Saved data entries
☆ ☆ ☆ ☆ ☆ ☆ ☆

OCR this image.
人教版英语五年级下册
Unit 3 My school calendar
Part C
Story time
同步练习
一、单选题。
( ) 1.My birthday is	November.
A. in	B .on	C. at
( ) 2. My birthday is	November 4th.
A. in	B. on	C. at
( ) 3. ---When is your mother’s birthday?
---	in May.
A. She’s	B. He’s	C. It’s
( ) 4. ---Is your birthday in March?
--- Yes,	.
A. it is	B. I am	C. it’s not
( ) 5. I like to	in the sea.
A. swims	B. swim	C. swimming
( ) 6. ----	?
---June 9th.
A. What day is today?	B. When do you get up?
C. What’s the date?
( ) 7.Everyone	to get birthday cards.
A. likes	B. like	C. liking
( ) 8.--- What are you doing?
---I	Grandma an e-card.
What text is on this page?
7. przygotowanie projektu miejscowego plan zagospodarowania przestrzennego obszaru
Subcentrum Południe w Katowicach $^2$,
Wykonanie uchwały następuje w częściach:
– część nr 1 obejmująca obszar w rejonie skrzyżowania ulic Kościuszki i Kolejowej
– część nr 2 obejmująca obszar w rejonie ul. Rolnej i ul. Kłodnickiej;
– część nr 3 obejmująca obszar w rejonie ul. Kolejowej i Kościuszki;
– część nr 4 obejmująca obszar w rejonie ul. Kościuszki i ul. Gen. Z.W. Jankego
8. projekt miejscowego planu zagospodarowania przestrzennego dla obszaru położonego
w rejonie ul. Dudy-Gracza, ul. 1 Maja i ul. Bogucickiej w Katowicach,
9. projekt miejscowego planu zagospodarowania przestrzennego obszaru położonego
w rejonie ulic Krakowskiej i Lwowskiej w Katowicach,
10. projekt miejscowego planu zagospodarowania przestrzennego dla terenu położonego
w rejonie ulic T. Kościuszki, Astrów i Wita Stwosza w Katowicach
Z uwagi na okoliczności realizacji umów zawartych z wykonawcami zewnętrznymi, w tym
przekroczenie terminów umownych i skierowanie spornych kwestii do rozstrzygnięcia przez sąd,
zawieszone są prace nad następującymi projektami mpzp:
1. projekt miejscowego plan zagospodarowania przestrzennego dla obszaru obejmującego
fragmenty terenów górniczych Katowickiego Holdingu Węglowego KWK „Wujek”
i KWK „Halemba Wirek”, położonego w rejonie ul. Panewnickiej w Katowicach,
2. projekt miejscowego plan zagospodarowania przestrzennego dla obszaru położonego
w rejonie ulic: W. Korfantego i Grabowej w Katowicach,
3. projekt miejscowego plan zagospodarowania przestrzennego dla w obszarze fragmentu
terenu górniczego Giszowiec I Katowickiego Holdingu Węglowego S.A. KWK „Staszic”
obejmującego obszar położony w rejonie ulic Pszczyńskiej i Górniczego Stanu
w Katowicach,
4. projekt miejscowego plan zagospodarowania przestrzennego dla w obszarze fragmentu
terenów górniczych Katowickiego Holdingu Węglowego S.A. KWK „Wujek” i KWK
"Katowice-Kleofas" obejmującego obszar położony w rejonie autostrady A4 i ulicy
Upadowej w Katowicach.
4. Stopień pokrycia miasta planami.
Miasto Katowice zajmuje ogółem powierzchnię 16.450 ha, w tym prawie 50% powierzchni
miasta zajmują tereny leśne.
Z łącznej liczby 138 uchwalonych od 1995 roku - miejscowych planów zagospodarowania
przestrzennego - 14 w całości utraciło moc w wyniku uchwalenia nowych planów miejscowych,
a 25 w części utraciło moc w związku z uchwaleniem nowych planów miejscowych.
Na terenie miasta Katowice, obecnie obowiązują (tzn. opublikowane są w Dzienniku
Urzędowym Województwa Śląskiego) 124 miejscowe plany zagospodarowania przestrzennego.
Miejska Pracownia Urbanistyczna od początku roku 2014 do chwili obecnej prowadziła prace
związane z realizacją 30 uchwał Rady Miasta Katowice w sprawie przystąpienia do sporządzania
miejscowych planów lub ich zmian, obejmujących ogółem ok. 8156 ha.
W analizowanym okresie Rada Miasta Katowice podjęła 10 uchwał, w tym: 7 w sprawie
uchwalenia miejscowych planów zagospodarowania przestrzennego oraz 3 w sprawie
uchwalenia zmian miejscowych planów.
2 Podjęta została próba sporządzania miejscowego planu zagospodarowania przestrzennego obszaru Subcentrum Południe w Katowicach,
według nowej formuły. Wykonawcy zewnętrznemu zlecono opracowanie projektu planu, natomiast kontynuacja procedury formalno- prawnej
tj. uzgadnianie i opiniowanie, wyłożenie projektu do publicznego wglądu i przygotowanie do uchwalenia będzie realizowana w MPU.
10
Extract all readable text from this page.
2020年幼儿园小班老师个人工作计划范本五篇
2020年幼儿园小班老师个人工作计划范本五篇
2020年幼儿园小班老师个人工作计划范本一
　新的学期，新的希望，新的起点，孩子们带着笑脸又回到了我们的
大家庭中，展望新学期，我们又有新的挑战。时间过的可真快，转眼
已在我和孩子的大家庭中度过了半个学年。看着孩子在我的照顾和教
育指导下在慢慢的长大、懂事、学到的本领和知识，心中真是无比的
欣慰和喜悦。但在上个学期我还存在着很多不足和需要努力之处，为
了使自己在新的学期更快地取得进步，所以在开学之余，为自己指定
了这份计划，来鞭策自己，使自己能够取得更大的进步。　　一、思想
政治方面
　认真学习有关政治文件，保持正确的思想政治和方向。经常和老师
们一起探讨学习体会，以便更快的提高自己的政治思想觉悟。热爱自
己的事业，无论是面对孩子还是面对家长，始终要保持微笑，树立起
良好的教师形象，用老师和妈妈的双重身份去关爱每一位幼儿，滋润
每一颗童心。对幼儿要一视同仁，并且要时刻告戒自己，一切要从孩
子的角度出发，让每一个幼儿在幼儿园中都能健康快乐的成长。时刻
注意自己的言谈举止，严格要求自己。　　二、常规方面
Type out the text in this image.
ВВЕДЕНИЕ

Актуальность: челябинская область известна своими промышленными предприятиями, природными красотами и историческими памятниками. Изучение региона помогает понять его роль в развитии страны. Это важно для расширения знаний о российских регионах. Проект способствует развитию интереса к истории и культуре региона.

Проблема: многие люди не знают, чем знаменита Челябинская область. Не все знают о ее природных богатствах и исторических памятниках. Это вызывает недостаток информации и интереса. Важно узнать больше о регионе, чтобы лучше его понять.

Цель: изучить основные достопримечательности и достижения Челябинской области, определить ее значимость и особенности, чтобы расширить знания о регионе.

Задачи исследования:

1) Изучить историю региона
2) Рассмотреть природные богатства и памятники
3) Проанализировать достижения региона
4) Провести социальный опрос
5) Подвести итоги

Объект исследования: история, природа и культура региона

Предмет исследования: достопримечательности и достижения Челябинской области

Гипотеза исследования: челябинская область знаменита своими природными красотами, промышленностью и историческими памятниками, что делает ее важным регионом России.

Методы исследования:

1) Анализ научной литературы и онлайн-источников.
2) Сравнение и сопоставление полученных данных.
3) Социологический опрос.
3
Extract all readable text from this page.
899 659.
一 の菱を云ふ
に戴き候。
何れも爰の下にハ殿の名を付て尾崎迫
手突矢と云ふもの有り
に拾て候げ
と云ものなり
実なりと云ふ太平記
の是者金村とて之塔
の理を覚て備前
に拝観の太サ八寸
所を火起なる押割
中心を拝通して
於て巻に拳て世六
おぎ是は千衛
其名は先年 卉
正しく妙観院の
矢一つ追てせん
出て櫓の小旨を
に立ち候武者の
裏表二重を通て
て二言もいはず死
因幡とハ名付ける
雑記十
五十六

☆ ☆ ☆ ☆ ☆ ☆ ☆

EXERCISE PROMPT
Ascertain the number of lines in the entries that include the word "obejmująca", and report only that number.

ANSWER TO THE TASK
4